_TASK DETAILS:_
Locate every line below that contains the word "describing" and copy it.
━━━━━━
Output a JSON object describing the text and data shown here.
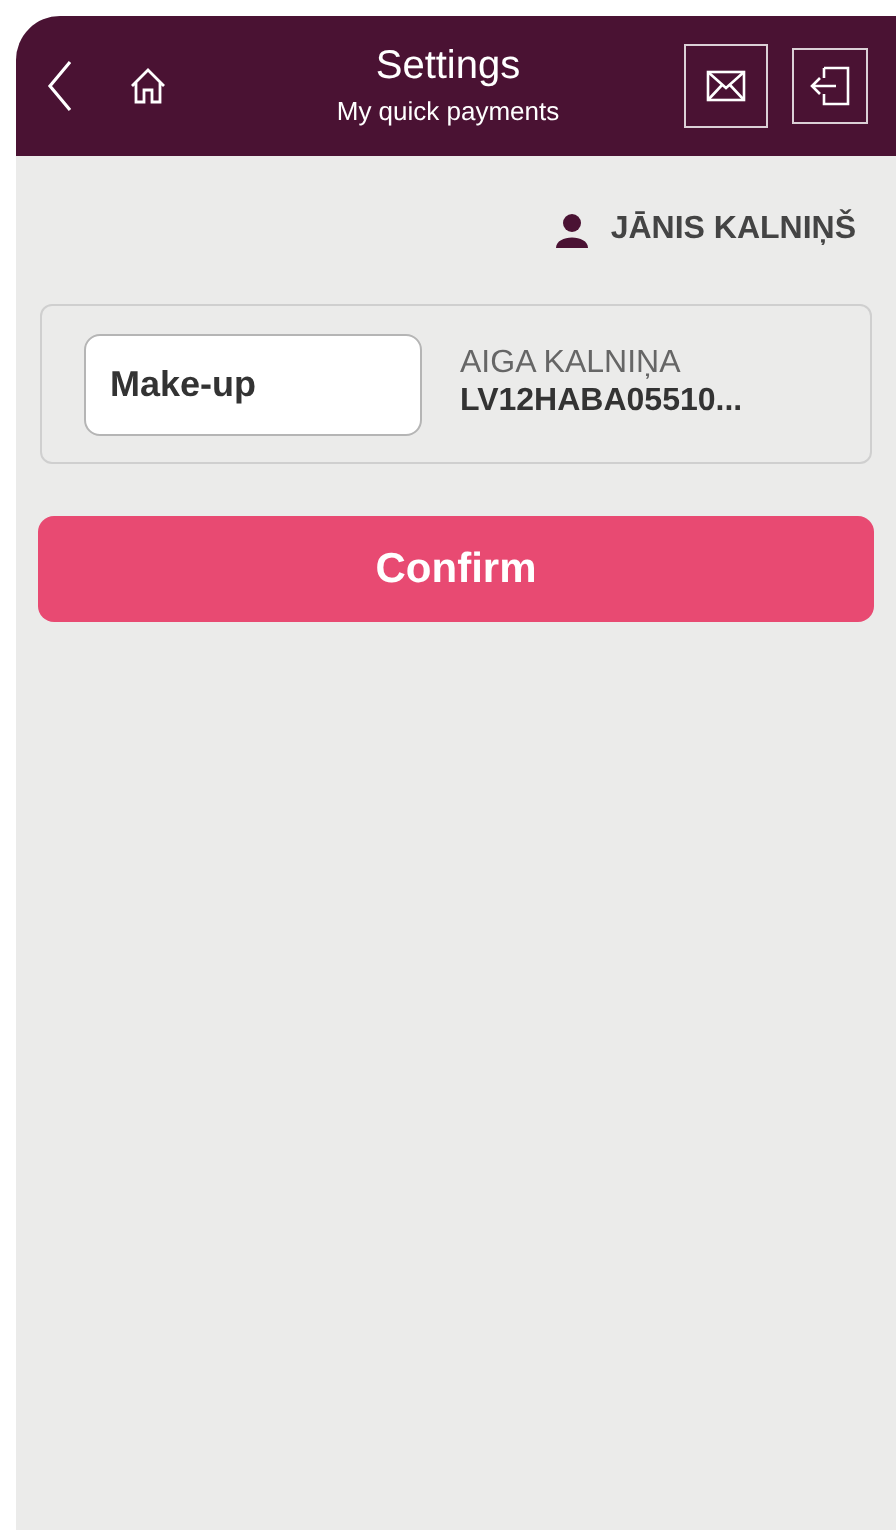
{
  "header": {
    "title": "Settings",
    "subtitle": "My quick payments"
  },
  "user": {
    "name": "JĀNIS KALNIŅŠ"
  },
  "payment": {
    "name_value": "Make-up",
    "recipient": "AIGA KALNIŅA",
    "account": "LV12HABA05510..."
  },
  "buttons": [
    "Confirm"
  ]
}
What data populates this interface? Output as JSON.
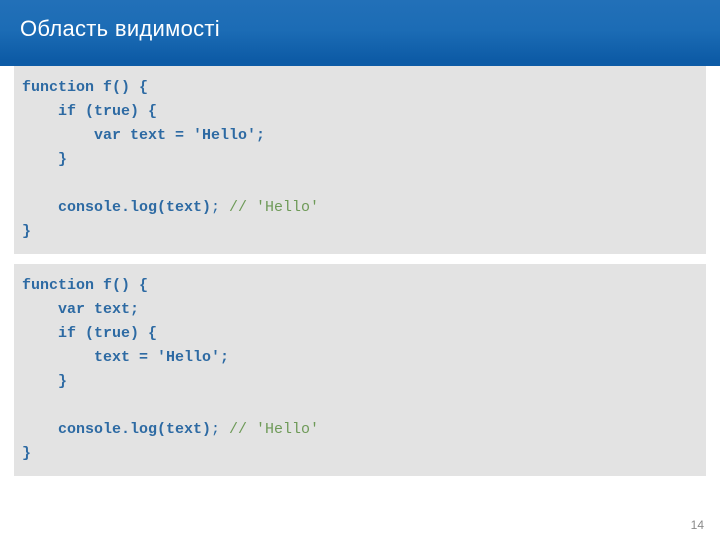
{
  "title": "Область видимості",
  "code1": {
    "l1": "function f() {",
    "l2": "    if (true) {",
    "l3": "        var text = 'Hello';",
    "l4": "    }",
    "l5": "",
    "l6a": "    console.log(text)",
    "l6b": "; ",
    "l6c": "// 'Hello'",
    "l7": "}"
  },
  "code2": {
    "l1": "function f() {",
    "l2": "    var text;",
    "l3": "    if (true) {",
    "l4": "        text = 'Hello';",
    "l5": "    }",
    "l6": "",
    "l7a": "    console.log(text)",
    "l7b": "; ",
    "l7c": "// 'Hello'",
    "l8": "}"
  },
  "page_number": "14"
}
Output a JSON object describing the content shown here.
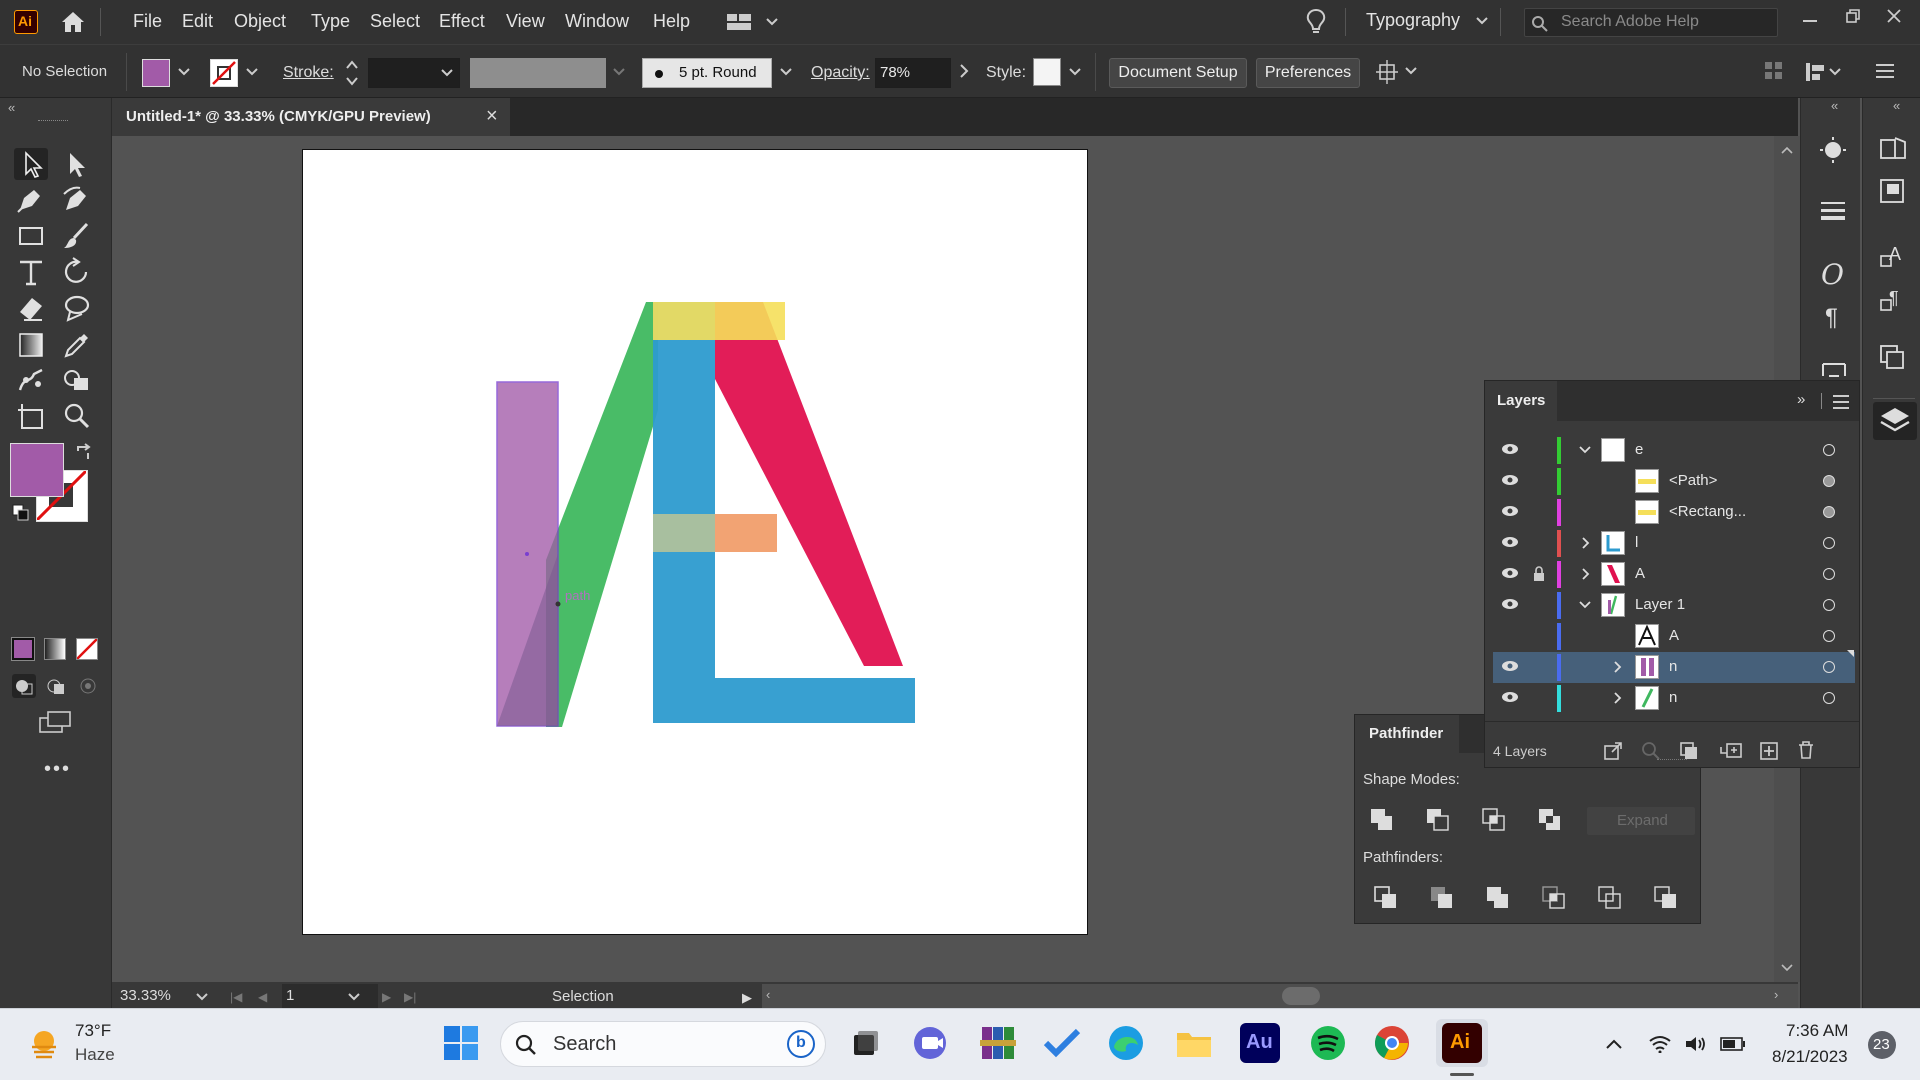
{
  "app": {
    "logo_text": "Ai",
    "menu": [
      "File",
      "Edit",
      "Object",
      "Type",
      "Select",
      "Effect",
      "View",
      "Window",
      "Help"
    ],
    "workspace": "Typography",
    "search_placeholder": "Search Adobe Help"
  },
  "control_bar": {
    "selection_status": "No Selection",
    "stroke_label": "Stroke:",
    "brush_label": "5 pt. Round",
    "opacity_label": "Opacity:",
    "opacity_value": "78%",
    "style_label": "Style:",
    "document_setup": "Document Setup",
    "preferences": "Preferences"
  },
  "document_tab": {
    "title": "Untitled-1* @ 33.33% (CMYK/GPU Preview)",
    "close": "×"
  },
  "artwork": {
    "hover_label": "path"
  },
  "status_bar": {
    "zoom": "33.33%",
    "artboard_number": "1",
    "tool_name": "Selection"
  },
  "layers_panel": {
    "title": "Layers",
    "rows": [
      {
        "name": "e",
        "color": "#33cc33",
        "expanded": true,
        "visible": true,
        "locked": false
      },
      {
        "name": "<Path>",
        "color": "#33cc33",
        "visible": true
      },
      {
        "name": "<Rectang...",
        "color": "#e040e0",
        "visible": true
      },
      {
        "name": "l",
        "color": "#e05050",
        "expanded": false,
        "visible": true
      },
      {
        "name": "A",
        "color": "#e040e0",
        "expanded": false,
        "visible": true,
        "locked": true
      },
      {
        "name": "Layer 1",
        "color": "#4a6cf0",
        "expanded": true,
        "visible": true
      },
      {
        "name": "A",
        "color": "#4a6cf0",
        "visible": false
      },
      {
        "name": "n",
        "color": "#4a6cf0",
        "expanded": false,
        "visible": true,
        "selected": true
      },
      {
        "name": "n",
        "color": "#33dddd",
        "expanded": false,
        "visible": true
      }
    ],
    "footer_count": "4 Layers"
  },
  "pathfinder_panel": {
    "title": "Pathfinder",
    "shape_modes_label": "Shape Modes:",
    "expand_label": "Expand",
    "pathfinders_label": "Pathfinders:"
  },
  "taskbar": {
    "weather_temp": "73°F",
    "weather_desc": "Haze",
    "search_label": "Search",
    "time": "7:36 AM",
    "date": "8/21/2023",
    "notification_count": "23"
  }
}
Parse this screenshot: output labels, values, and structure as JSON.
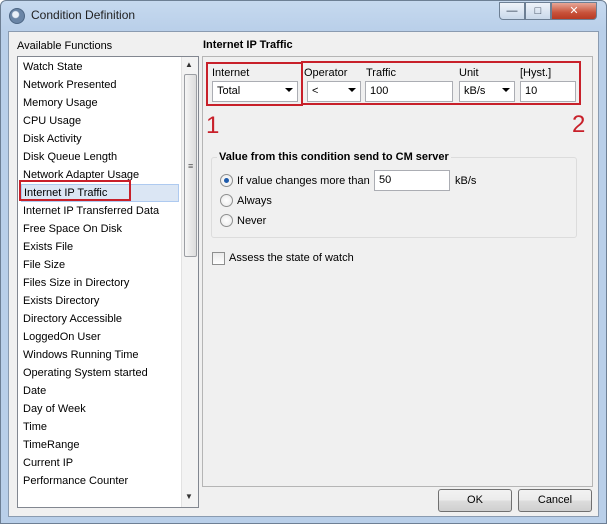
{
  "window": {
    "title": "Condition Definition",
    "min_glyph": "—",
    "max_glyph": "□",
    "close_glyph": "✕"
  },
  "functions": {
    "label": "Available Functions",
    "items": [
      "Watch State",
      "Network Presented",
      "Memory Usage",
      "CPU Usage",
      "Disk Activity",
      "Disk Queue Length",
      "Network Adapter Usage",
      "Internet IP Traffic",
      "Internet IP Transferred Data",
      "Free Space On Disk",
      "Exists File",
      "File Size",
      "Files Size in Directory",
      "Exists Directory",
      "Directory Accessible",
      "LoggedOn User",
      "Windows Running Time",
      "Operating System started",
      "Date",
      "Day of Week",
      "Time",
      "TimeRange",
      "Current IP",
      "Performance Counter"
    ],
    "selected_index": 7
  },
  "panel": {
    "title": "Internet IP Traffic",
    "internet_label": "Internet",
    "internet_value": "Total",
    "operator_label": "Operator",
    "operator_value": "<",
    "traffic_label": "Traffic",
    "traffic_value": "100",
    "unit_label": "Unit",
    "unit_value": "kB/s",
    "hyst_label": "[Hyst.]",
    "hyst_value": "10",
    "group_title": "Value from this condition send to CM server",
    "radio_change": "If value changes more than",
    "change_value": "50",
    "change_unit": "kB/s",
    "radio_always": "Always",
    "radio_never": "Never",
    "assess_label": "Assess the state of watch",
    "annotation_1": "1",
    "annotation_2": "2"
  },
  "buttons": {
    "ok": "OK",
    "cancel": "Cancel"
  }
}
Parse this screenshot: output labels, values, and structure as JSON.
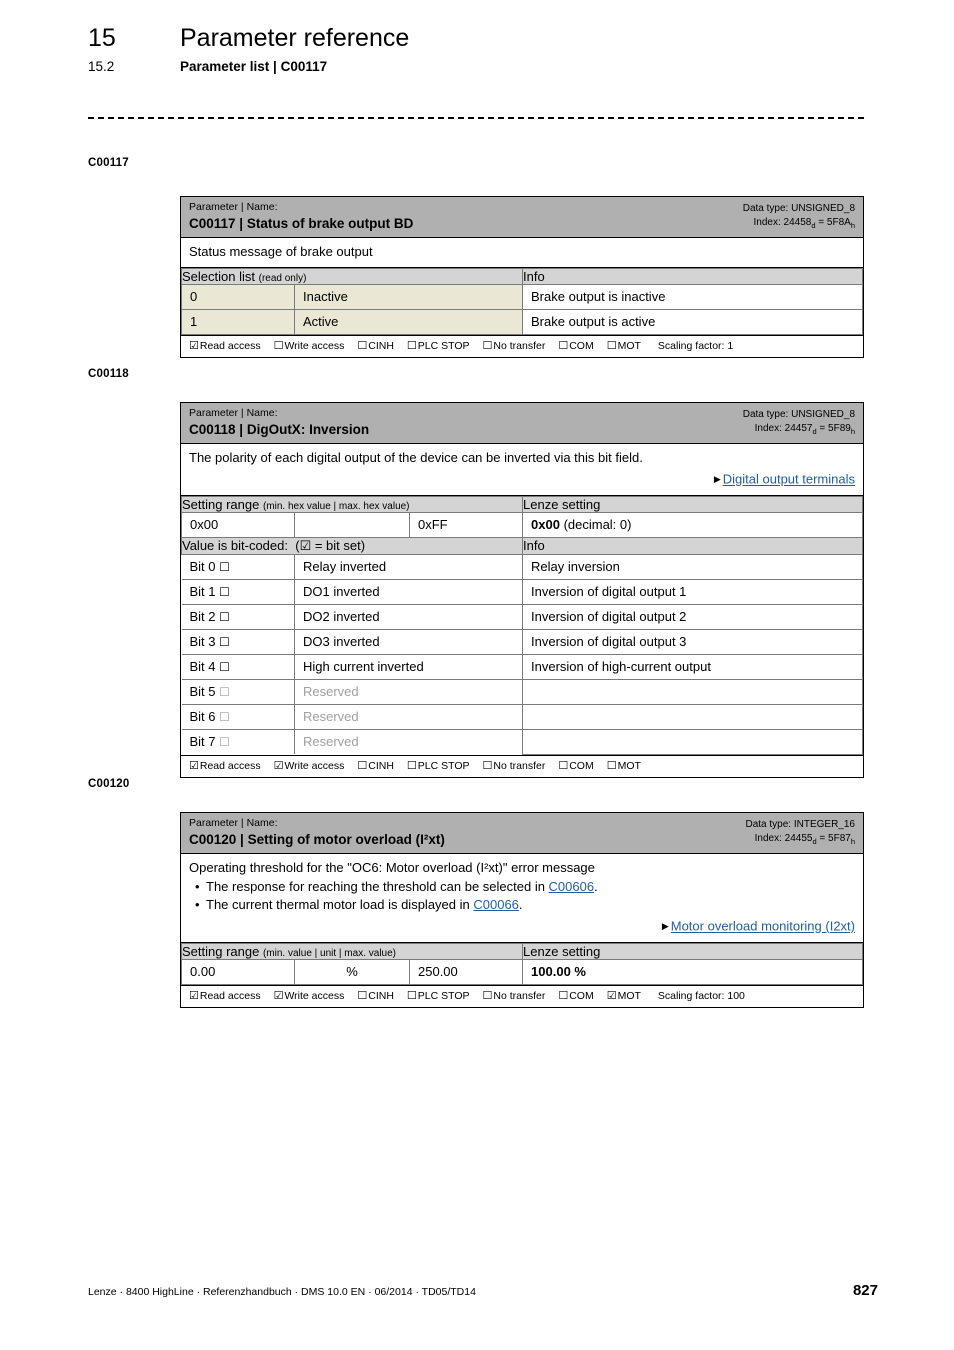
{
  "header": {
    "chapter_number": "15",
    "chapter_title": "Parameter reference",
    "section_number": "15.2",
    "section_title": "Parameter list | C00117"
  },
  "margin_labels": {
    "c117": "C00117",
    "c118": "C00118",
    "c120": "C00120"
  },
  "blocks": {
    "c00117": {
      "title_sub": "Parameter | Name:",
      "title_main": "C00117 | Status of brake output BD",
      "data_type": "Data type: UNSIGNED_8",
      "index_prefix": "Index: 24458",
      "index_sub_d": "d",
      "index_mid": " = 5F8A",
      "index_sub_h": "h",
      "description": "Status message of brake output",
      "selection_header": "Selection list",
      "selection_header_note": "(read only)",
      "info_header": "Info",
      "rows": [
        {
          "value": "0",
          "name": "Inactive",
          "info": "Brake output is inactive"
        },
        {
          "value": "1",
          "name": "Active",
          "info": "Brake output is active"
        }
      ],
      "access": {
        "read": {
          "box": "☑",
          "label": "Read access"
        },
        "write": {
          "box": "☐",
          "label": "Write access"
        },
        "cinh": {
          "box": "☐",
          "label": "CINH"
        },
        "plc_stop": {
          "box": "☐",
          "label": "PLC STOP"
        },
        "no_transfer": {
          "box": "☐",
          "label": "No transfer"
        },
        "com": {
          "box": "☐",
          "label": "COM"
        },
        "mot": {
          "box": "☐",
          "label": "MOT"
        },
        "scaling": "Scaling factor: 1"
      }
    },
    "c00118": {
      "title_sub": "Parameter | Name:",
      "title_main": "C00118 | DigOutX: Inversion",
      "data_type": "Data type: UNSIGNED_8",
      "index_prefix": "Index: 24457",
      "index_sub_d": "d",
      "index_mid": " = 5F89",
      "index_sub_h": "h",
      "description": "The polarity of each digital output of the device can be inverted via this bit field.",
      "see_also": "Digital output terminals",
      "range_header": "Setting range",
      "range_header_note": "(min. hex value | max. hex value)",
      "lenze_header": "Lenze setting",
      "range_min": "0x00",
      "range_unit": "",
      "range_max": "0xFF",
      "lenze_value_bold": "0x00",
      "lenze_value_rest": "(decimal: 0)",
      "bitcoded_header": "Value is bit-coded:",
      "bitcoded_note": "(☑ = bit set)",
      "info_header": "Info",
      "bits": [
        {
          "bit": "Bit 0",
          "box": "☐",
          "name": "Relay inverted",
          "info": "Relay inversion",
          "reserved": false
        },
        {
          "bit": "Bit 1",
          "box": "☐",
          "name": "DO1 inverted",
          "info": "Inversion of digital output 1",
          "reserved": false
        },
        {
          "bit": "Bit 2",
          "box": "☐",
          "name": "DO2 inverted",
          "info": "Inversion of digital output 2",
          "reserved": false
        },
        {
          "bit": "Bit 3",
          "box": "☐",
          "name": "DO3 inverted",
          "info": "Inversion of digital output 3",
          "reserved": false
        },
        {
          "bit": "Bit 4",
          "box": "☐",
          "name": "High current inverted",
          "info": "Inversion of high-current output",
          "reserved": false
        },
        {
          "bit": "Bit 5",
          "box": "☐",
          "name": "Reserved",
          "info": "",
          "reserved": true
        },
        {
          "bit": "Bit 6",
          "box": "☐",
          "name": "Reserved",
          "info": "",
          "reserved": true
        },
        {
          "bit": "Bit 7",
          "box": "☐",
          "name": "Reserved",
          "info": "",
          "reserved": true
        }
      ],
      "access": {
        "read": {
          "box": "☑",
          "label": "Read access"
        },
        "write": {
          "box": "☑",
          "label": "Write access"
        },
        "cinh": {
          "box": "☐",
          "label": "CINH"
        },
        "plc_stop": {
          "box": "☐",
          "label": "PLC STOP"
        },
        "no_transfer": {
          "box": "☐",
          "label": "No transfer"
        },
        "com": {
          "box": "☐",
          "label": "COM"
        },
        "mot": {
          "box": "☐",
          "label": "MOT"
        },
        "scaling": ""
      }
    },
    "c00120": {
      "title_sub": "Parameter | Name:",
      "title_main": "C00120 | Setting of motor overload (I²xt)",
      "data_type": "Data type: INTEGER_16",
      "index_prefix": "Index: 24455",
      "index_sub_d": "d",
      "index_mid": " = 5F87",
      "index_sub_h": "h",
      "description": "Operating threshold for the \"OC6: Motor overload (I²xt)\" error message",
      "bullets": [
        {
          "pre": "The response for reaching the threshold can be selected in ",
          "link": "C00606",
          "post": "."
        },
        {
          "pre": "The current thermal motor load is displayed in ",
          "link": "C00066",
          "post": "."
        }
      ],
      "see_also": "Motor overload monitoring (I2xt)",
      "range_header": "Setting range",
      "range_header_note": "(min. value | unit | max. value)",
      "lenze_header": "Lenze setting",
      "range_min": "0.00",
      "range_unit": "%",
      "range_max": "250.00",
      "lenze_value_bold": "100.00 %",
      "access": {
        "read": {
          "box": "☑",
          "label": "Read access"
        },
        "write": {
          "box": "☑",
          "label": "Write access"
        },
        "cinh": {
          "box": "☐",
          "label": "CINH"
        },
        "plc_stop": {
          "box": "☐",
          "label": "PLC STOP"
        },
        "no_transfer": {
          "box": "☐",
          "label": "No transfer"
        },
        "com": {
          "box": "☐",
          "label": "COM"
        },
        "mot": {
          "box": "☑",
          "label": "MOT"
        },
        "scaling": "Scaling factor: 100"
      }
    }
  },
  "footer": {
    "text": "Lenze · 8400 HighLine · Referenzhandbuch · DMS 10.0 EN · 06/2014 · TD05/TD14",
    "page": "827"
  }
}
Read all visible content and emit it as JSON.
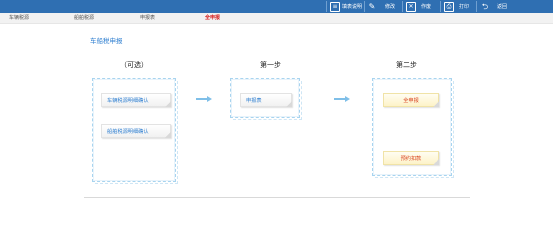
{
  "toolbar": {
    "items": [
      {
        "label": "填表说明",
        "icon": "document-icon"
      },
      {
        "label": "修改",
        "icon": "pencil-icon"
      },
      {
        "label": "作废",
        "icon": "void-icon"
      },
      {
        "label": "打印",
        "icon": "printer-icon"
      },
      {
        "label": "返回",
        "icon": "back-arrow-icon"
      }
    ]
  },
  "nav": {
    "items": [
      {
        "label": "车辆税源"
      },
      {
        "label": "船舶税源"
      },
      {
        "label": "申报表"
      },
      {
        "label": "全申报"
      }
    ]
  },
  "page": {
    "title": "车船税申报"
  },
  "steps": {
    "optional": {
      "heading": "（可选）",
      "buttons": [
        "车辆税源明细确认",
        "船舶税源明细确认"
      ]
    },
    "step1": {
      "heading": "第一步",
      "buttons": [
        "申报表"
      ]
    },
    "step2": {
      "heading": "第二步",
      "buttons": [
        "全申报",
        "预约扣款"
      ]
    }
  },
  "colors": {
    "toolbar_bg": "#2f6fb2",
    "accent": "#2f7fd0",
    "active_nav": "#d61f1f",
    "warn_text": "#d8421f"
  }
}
━━━━━━
_EXERCISE RESPONSE:_
Output a JSON object describing the text and data shown here.
Output a JSON object describing the content shown here.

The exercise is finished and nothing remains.